━━━ Supplied material ━━━

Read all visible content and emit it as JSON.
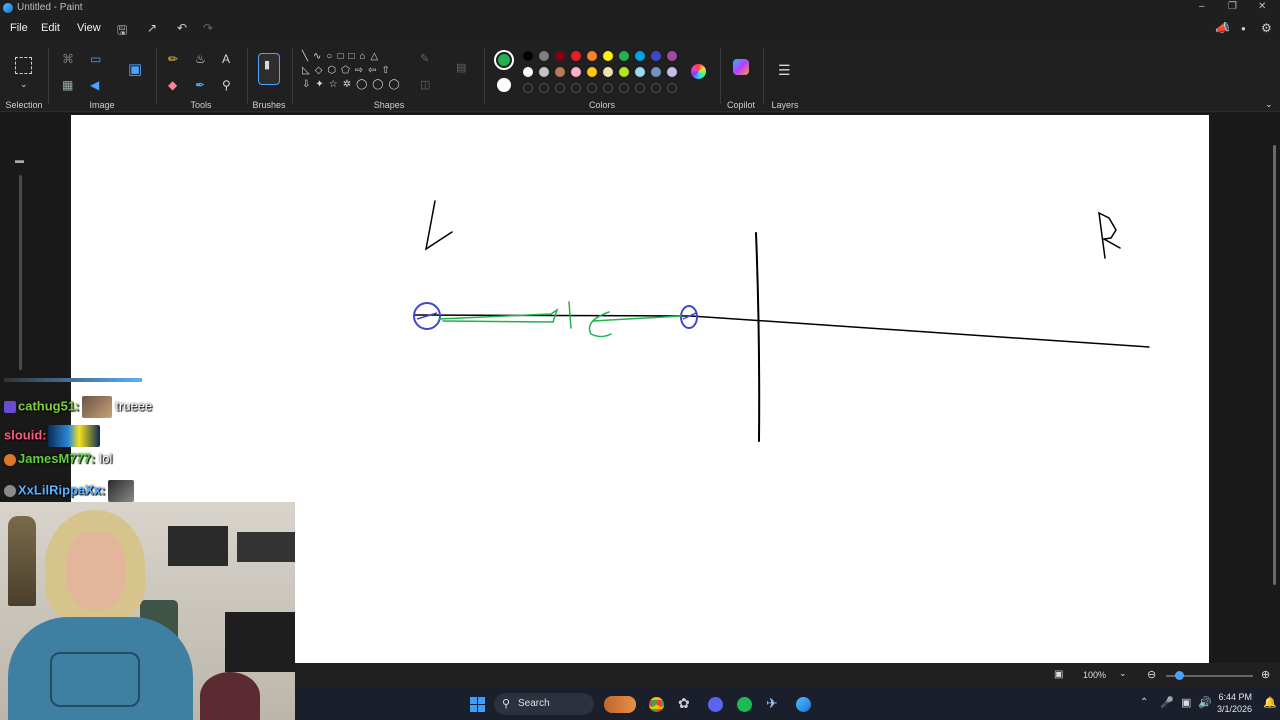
{
  "window": {
    "title": "Untitled - Paint"
  },
  "menu": {
    "file": "File",
    "edit": "Edit",
    "view": "View"
  },
  "ribbon": {
    "groups": {
      "selection": "Selection",
      "image": "Image",
      "tools": "Tools",
      "brushes": "Brushes",
      "shapes": "Shapes",
      "colors": "Colors",
      "copilot": "Copilot",
      "layers": "Layers"
    },
    "palette_row1": [
      "#000000",
      "#7f7f7f",
      "#880015",
      "#ed1c24",
      "#ff7f27",
      "#fff200",
      "#22b14c",
      "#00a2e8",
      "#3f48cc",
      "#a349a4"
    ],
    "palette_row2": [
      "#ffffff",
      "#c3c3c3",
      "#b97a57",
      "#ffaec9",
      "#ffc90e",
      "#efe4b0",
      "#b5e61d",
      "#99d9ea",
      "#7092be",
      "#c8bfe7"
    ],
    "primary_color": "#22b14c",
    "secondary_color": "#ffffff"
  },
  "status": {
    "zoom": "100%"
  },
  "taskbar": {
    "search_placeholder": "Search",
    "time": "6:44 PM",
    "date": "3/1/2026"
  },
  "chat": [
    {
      "user": "cathug51:",
      "message": "trueee",
      "color": "#7dd13b"
    },
    {
      "user": "slouid:",
      "message": "",
      "color": "#ff5a7a"
    },
    {
      "user": "JamesM777:",
      "message": "lol",
      "color": "#5fd33a"
    },
    {
      "user": "XxLilRippaXx:",
      "message": "",
      "color": "#5ab0ff"
    }
  ]
}
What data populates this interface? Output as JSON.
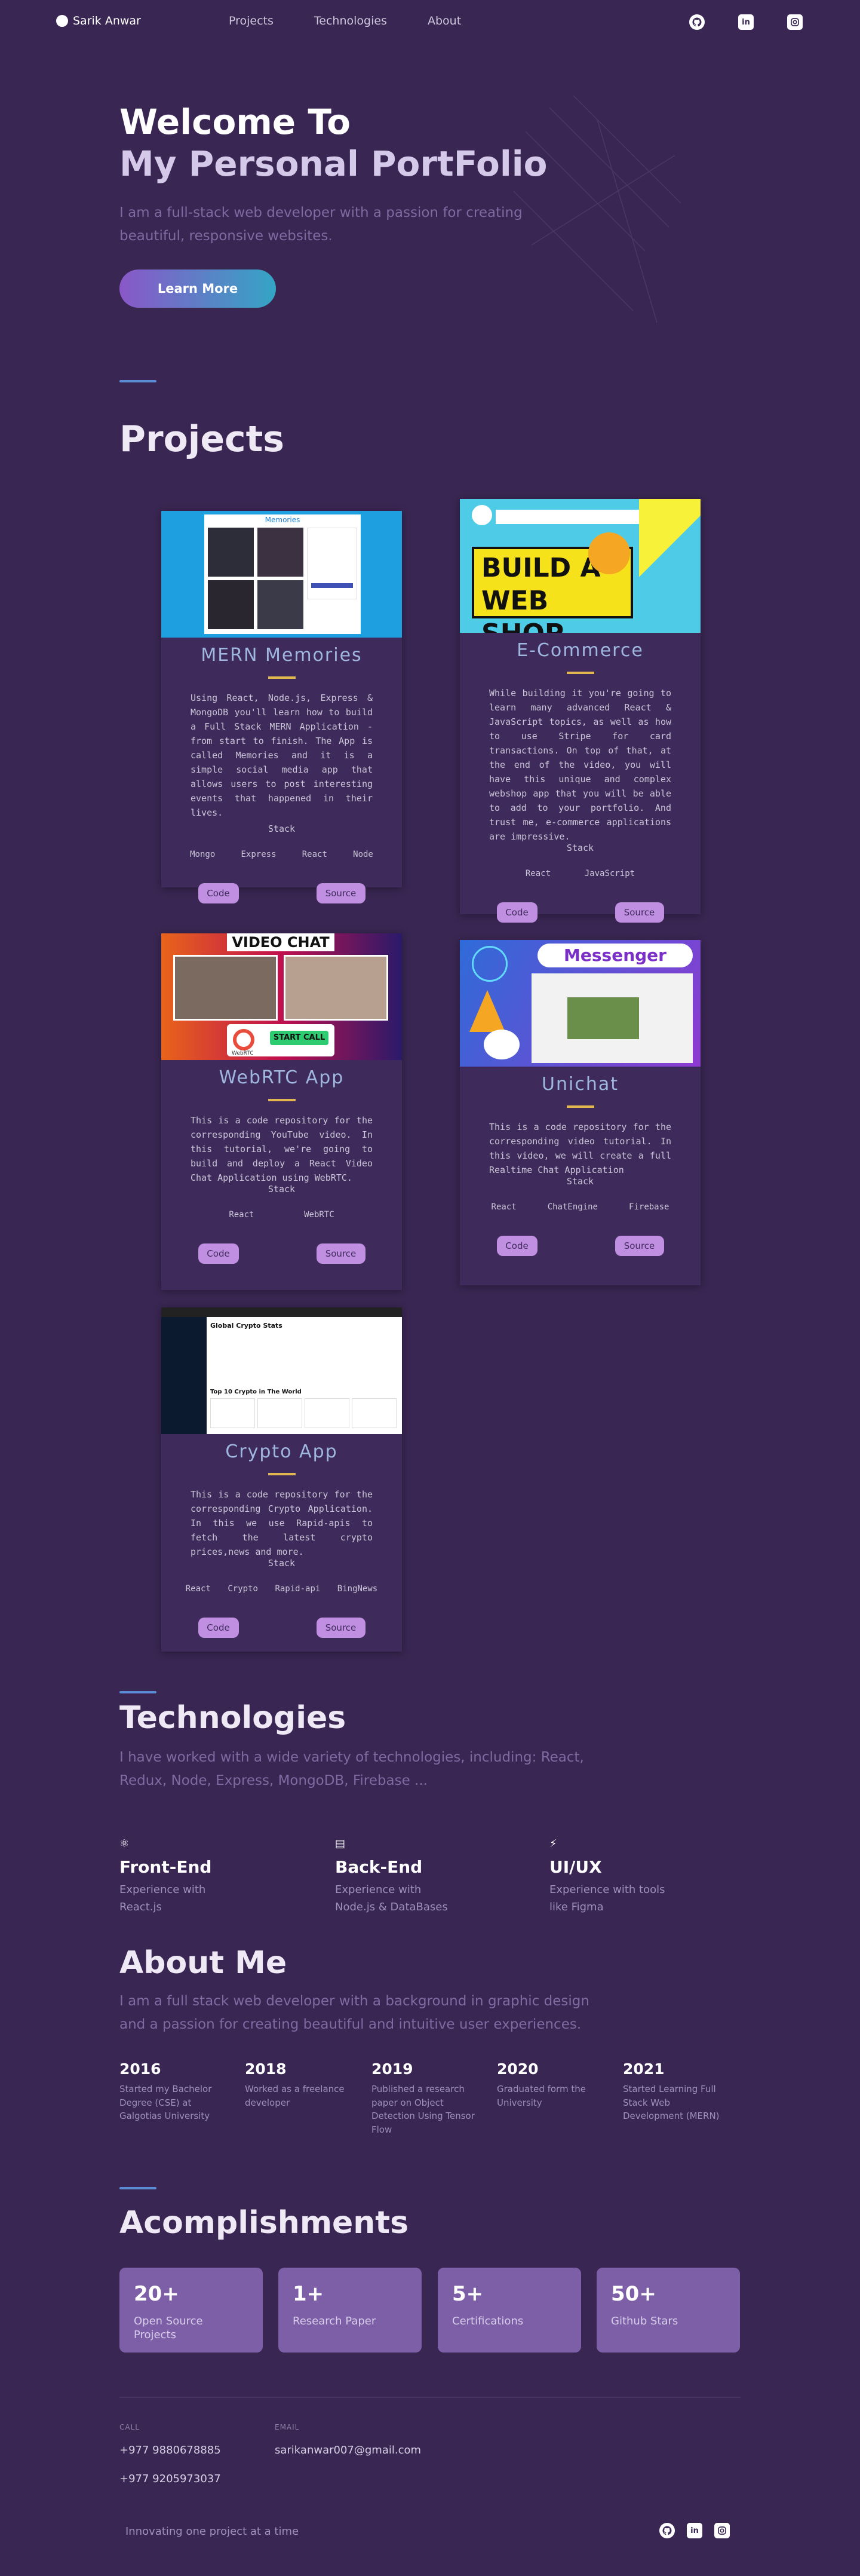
{
  "nav": {
    "brand": "Sarik Anwar",
    "links": [
      "Projects",
      "Technologies",
      "About"
    ],
    "social": [
      "github-icon",
      "linkedin-icon",
      "instagram-icon"
    ]
  },
  "hero": {
    "title_line1": "Welcome To",
    "title_line2": "My Personal PortFolio",
    "description": "I am a full-stack web developer with a passion for creating beautiful, responsive websites.",
    "button": "Learn More"
  },
  "projects": {
    "title": "Projects",
    "items": [
      {
        "title": "MERN Memories",
        "image_caption": "Memories",
        "description": "Using React, Node.js, Express & MongoDB you'll learn how to build a Full Stack MERN Application - from start to finish. The App is called Memories and it is a simple social media app that allows users to post interesting events that happened in their lives.",
        "stack_label": "Stack",
        "tags": [
          "Mongo",
          "Express",
          "React",
          "Node"
        ],
        "code": "Code",
        "source": "Source"
      },
      {
        "title": "E-Commerce",
        "image_caption_1": "BUILD A",
        "image_caption_2": "WEB SHOP",
        "description": "While building it you're going to learn many advanced React & JavaScript topics, as well as how to use Stripe for card transactions. On top of that, at the end of the video, you will have this unique and complex webshop app that you will be able to add to your portfolio. And trust me, e-commerce applications are impressive.",
        "stack_label": "Stack",
        "tags": [
          "React",
          "JavaScript"
        ],
        "code": "Code",
        "source": "Source"
      },
      {
        "title": "WebRTC App",
        "image_caption_1": "VIDEO CHAT",
        "image_caption_2": "START CALL",
        "image_caption_3": "WebRTC",
        "description": "This is a code repository for the corresponding YouTube video. In this tutorial, we're going to build and deploy a React Video Chat Application using WebRTC.",
        "stack_label": "Stack",
        "tags": [
          "React",
          "WebRTC"
        ],
        "code": "Code",
        "source": "Source"
      },
      {
        "title": "Unichat",
        "image_caption": "Messenger",
        "description": "This is a code repository for the corresponding video tutorial. In this video, we will create a full Realtime Chat Application",
        "stack_label": "Stack",
        "tags": [
          "React",
          "ChatEngine",
          "Firebase"
        ],
        "code": "Code",
        "source": "Source"
      },
      {
        "title": "Crypto App",
        "image_caption_1": "Global Crypto Stats",
        "image_caption_2": "Top 10 Crypto in The World",
        "description": "This is a code repository for the corresponding Crypto Application. In this we use Rapid-apis to fetch the latest crypto prices,news and more.",
        "stack_label": "Stack",
        "tags": [
          "React",
          "Crypto",
          "Rapid-api",
          "BingNews"
        ],
        "code": "Code",
        "source": "Source"
      }
    ]
  },
  "technologies": {
    "title": "Technologies",
    "description": "I have worked with a wide variety of technologies, including: React, Redux, Node, Express, MongoDB, Firebase ...",
    "items": [
      {
        "title": "Front-End",
        "desc": "Experience with React.js"
      },
      {
        "title": "Back-End",
        "desc": "Experience with Node.js & DataBases"
      },
      {
        "title": "UI/UX",
        "desc": "Experience with tools like Figma"
      }
    ]
  },
  "about": {
    "title": "About Me",
    "description": "I am a full stack web developer with a background in graphic design and a passion for creating beautiful and intuitive user experiences.",
    "timeline": [
      {
        "year": "2016",
        "event": "Started my Bachelor Degree (CSE) at Galgotias University"
      },
      {
        "year": "2018",
        "event": "Worked as a freelance developer"
      },
      {
        "year": "2019",
        "event": "Published a research paper on Object Detection Using Tensor Flow"
      },
      {
        "year": "2020",
        "event": "Graduated form the University"
      },
      {
        "year": "2021",
        "event": "Started Learning Full Stack Web Development (MERN)"
      }
    ]
  },
  "accomplishments": {
    "title": "Acomplishments",
    "items": [
      {
        "number": "20+",
        "label": "Open Source Projects"
      },
      {
        "number": "1+",
        "label": "Research Paper"
      },
      {
        "number": "5+",
        "label": "Certifications"
      },
      {
        "number": "50+",
        "label": "Github Stars"
      }
    ]
  },
  "footer": {
    "call_label": "CALL",
    "phone1": "+977 9880678885",
    "phone2": "+977 9205973037",
    "email_label": "EMAIL",
    "email": "sarikanwar007@gmail.com",
    "motto": "Innovating one project at a time"
  }
}
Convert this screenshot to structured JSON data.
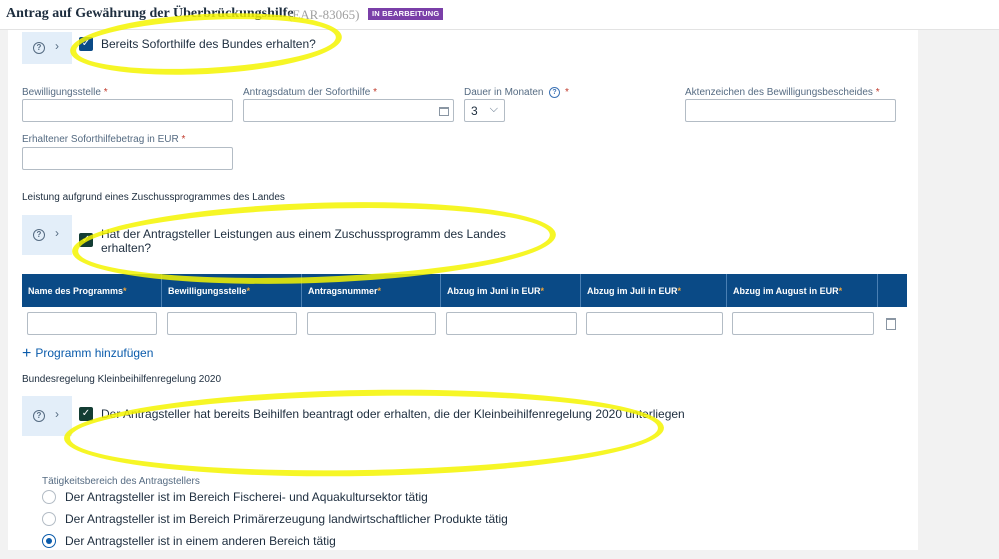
{
  "header": {
    "title": "Antrag auf Gewährung der Überbrückungshilfe",
    "id": "(EAR-83065)",
    "status_badge": "IN BEARBEITUNG"
  },
  "soforthilfe": {
    "checkbox_label": "Bereits Soforthilfe des Bundes erhalten?",
    "checked": true,
    "fields": {
      "bewilligungsstelle_label": "Bewilligungsstelle",
      "antragsdatum_label": "Antragsdatum der Soforthilfe",
      "dauer_label": "Dauer in Monaten",
      "dauer_value": "3",
      "aktenzeichen_label": "Aktenzeichen des Bewilligungsbescheides",
      "betrag_label": "Erhaltener Soforthilfebetrag in EUR",
      "required_marker": "*"
    }
  },
  "zuschuss": {
    "section_title": "Leistung aufgrund eines Zuschussprogrammes des Landes",
    "checkbox_label_line1": "Hat der Antragsteller Leistungen aus einem Zuschussprogramm des Landes",
    "checkbox_label_line2": "erhalten?",
    "checked": true,
    "table": {
      "columns": [
        "Name des Programms",
        "Bewilligungsstelle",
        "Antragsnummer",
        "Abzug im Juni in EUR",
        "Abzug im Juli in EUR",
        "Abzug im August in EUR"
      ],
      "required_marker": "*"
    },
    "add_row_label": "Programm hinzufügen"
  },
  "kleinbeihilfen": {
    "section_title": "Bundesregelung Kleinbeihilfenregelung 2020",
    "checkbox_label": "Der Antragsteller hat bereits Beihilfen beantragt oder erhalten, die der Kleinbeihilfenregelung 2020 unterliegen",
    "checked": true,
    "taetigkeit_label": "Tätigkeitsbereich des Antragstellers",
    "options": [
      "Der Antragsteller ist im Bereich Fischerei- und Aquakultursektor tätig",
      "Der Antragsteller ist im Bereich Primärerzeugung landwirtschaftlicher Produkte tätig",
      "Der Antragsteller ist in einem anderen Bereich tätig"
    ],
    "selected_option_index": 2
  },
  "icons": {
    "help": "?",
    "chevron_right": "›",
    "chevron_down": "⌵",
    "check": "✓",
    "plus": "+"
  },
  "colors": {
    "primary": "#0a4a86",
    "badge": "#7a3fa8",
    "highlight": "#f5f500",
    "required": "#c0392b"
  }
}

━━━

Extract from the material all lines containing the string "beautiful".

    "description": "I am a full-stack web developer with a passion for creating beautiful, responsive websites.",
    "description": "I am a full stack web developer with a background in graphic design and a passion for creating beautiful and intuitive user experiences.",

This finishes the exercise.